## Records supplied
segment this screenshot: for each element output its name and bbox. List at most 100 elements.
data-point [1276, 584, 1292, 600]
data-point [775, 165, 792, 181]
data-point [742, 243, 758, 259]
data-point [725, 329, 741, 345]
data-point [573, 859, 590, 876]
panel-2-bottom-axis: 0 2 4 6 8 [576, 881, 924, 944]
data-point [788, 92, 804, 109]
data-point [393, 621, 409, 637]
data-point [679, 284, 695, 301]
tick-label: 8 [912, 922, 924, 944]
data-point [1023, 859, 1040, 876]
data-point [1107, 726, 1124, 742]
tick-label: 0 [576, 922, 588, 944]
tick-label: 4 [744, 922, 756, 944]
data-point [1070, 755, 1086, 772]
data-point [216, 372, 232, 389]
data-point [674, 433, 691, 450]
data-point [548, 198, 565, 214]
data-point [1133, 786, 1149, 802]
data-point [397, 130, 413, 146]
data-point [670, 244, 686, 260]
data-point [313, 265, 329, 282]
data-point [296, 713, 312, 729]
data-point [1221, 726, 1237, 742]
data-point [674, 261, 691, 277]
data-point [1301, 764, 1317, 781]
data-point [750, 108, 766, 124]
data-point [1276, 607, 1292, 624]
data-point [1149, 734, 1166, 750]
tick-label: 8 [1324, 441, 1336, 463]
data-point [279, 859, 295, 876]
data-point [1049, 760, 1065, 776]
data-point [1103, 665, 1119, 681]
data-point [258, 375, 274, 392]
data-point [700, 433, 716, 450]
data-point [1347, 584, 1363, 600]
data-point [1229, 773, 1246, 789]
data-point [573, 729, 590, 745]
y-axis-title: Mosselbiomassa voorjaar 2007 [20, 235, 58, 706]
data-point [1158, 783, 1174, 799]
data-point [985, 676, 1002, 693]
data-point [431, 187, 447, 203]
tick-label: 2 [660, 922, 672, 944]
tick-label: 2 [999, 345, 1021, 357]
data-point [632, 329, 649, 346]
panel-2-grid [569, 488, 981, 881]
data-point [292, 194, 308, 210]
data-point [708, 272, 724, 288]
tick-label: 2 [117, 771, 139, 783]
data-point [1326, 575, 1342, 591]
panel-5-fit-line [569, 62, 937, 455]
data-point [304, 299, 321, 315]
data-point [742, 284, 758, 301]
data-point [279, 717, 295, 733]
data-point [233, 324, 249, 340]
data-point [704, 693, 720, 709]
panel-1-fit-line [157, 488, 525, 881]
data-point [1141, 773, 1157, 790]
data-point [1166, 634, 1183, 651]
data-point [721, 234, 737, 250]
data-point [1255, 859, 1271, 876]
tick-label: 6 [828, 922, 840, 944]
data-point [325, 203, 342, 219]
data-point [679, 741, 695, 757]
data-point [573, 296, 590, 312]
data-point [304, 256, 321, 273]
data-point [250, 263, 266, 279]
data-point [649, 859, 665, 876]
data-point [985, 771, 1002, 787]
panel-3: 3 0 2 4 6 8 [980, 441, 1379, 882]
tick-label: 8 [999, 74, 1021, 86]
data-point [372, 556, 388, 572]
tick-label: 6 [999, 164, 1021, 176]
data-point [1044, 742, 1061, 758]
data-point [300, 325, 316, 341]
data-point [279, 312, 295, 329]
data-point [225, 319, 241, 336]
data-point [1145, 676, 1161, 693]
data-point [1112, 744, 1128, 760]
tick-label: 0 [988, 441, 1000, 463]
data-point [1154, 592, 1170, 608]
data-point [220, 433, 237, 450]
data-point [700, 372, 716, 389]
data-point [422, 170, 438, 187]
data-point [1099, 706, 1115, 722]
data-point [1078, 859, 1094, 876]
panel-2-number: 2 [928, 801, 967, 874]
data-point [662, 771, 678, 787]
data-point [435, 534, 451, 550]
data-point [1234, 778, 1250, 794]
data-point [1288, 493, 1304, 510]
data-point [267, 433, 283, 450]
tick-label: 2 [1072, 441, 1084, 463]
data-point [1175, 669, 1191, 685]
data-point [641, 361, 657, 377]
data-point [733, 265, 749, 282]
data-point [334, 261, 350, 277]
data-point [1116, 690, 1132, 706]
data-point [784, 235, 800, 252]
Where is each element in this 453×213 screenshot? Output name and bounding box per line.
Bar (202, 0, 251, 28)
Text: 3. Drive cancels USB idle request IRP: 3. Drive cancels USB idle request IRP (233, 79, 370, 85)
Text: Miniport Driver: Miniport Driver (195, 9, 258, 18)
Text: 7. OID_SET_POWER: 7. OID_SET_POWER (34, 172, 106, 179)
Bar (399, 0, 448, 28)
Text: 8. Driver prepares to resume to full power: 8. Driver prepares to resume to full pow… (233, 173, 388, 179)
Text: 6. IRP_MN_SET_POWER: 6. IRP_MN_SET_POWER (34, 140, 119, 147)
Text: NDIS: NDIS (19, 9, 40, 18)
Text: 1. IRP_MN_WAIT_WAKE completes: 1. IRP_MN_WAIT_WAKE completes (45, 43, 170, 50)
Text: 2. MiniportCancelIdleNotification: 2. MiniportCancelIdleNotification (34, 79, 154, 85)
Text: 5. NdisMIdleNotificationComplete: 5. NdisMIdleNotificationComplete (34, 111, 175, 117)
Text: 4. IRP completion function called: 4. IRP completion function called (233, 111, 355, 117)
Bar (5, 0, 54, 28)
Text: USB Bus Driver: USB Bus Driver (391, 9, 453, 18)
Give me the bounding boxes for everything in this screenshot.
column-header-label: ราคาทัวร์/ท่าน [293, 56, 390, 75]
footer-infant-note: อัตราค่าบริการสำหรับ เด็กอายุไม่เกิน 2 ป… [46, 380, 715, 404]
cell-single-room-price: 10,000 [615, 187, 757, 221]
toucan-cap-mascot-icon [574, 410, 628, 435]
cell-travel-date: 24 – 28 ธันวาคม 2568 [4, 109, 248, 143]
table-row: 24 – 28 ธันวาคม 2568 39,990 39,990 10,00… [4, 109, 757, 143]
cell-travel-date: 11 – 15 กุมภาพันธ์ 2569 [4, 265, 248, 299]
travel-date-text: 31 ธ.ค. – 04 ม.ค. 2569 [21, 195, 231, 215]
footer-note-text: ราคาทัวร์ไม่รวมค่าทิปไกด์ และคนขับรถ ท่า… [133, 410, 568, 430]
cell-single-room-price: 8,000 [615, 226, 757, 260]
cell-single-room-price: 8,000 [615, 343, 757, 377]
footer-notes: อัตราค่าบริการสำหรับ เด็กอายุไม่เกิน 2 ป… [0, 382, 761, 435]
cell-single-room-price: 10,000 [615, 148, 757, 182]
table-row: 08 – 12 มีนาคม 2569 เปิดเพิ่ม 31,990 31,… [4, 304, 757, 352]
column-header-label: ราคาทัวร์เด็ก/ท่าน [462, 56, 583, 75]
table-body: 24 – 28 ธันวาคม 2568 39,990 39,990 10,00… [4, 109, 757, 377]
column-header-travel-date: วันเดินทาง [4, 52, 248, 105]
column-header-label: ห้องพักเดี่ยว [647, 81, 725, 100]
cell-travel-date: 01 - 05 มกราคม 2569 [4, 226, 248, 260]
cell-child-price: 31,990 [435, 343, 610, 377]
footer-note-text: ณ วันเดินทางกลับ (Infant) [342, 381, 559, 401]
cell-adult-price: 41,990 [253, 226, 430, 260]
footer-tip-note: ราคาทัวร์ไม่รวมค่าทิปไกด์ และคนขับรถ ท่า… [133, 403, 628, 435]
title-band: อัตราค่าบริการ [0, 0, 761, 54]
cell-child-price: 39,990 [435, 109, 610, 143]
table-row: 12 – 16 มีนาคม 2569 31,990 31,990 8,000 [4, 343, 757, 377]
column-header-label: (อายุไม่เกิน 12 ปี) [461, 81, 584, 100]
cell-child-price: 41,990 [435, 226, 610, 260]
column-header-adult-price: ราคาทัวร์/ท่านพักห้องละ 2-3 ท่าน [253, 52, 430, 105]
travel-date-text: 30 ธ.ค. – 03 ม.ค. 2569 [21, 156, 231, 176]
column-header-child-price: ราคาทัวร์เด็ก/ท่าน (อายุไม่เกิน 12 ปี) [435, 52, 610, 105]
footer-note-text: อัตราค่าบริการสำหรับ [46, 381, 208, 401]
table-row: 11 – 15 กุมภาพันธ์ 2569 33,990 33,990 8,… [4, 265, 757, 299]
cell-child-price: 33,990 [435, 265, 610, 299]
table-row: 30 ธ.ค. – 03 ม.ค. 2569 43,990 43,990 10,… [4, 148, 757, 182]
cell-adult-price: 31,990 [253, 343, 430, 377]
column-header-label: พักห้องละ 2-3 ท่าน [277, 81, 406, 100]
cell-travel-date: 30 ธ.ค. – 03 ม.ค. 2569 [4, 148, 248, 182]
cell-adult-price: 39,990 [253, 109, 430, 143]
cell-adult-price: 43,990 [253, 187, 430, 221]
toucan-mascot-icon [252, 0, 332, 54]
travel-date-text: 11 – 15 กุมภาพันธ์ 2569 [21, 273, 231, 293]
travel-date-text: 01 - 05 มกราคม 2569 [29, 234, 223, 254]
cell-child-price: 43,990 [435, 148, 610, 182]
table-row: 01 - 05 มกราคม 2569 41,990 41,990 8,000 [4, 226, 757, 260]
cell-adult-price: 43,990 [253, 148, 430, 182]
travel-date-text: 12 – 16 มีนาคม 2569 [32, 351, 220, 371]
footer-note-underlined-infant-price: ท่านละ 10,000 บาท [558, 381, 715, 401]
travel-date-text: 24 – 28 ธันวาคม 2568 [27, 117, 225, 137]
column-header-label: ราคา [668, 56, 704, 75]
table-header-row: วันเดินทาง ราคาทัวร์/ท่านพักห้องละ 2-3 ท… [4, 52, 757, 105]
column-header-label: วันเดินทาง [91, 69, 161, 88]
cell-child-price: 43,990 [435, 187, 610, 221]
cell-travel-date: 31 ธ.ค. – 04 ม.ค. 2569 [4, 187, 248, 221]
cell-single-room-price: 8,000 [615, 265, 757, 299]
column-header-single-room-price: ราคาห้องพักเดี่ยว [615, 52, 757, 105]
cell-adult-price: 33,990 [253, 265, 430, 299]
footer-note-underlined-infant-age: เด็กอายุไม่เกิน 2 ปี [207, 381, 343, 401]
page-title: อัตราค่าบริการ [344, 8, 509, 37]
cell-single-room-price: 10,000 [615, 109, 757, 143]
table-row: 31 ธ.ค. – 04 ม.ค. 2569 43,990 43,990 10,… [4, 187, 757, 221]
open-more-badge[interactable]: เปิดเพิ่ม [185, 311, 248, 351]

## Requirements
Can you reproduce the records word for word, starting at their first line and ending at the line that contains "data-point [670, 244, 686, 260]", with both of those lines included?

## Solution for this exercise
segment this screenshot: for each element output its name and bbox. List at most 100 elements.
data-point [1276, 584, 1292, 600]
data-point [775, 165, 792, 181]
data-point [742, 243, 758, 259]
data-point [725, 329, 741, 345]
data-point [573, 859, 590, 876]
panel-2-bottom-axis: 0 2 4 6 8 [576, 881, 924, 944]
data-point [788, 92, 804, 109]
data-point [393, 621, 409, 637]
data-point [679, 284, 695, 301]
tick-label: 8 [912, 922, 924, 944]
data-point [1023, 859, 1040, 876]
data-point [1107, 726, 1124, 742]
tick-label: 0 [576, 922, 588, 944]
tick-label: 4 [744, 922, 756, 944]
data-point [1070, 755, 1086, 772]
data-point [216, 372, 232, 389]
data-point [674, 433, 691, 450]
data-point [548, 198, 565, 214]
data-point [1133, 786, 1149, 802]
data-point [397, 130, 413, 146]
data-point [670, 244, 686, 260]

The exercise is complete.